__GOAL__.
Quote all of the data below exactly, please.

----------------------------------------

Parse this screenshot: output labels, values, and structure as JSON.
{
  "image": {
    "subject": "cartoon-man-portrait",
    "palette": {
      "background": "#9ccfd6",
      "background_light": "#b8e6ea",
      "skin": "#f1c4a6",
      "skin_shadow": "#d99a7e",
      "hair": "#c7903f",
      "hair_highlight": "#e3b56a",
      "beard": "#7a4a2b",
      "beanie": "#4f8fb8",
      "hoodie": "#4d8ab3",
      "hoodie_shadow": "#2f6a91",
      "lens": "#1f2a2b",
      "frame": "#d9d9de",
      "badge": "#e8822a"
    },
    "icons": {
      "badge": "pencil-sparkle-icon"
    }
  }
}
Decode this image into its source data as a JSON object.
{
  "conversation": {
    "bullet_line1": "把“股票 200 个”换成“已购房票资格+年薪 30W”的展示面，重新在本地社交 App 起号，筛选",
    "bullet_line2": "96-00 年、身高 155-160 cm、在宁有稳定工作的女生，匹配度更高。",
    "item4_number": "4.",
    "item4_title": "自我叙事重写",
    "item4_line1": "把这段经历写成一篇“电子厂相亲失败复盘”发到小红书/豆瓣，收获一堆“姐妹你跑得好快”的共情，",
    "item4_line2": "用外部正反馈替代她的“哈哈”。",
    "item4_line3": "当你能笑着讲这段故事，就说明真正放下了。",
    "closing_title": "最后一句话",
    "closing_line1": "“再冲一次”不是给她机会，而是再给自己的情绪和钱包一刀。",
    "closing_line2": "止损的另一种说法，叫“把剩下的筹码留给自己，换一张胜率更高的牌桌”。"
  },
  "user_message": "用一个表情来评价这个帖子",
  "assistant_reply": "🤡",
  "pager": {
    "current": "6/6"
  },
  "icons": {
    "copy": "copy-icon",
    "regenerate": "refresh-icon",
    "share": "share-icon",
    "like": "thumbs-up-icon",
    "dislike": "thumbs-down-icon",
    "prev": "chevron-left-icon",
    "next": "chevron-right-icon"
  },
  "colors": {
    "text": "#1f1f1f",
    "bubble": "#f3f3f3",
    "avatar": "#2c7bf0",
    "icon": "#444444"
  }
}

----------------------------------------

__THE SOLUTION__.
Parse this screenshot: output labels, values, and structure as JSON.
{
  "image": {
    "subject": "cartoon-man-portrait",
    "palette": {
      "background": "#9ccfd6",
      "background_light": "#b8e6ea",
      "skin": "#f1c4a6",
      "skin_shadow": "#d99a7e",
      "hair": "#c7903f",
      "hair_highlight": "#e3b56a",
      "beard": "#7a4a2b",
      "beanie": "#4f8fb8",
      "hoodie": "#4d8ab3",
      "hoodie_shadow": "#2f6a91",
      "lens": "#1f2a2b",
      "frame": "#d9d9de",
      "badge": "#e8822a"
    },
    "icons": {
      "badge": "pencil-sparkle-icon"
    }
  }
}
Decode this image into its source data as a JSON object.
{
  "conversation": {
    "bullet_line1": "把“股票 200 个”换成“已购房票资格+年薪 30W”的展示面，重新在本地社交 App 起号，筛选",
    "bullet_line2": "96-00 年、身高 155-160 cm、在宁有稳定工作的女生，匹配度更高。",
    "item4_number": "4.",
    "item4_title": "自我叙事重写",
    "item4_line1": "把这段经历写成一篇“电子厂相亲失败复盘”发到小红书/豆瓣，收获一堆“姐妹你跑得好快”的共情，",
    "item4_line2": "用外部正反馈替代她的“哈哈”。",
    "item4_line3": "当你能笑着讲这段故事，就说明真正放下了。",
    "closing_title": "最后一句话",
    "closing_line1": "“再冲一次”不是给她机会，而是再给自己的情绪和钱包一刀。",
    "closing_line2": "止损的另一种说法，叫“把剩下的筹码留给自己，换一张胜率更高的牌桌”。"
  },
  "user_message": "用一个表情来评价这个帖子",
  "assistant_reply": "🤡",
  "pager": {
    "current": "6/6"
  },
  "icons": {
    "copy": "copy-icon",
    "regenerate": "refresh-icon",
    "share": "share-icon",
    "like": "thumbs-up-icon",
    "dislike": "thumbs-down-icon",
    "prev": "chevron-left-icon",
    "next": "chevron-right-icon"
  },
  "colors": {
    "text": "#1f1f1f",
    "bubble": "#f3f3f3",
    "avatar": "#2c7bf0",
    "icon": "#444444"
  }
}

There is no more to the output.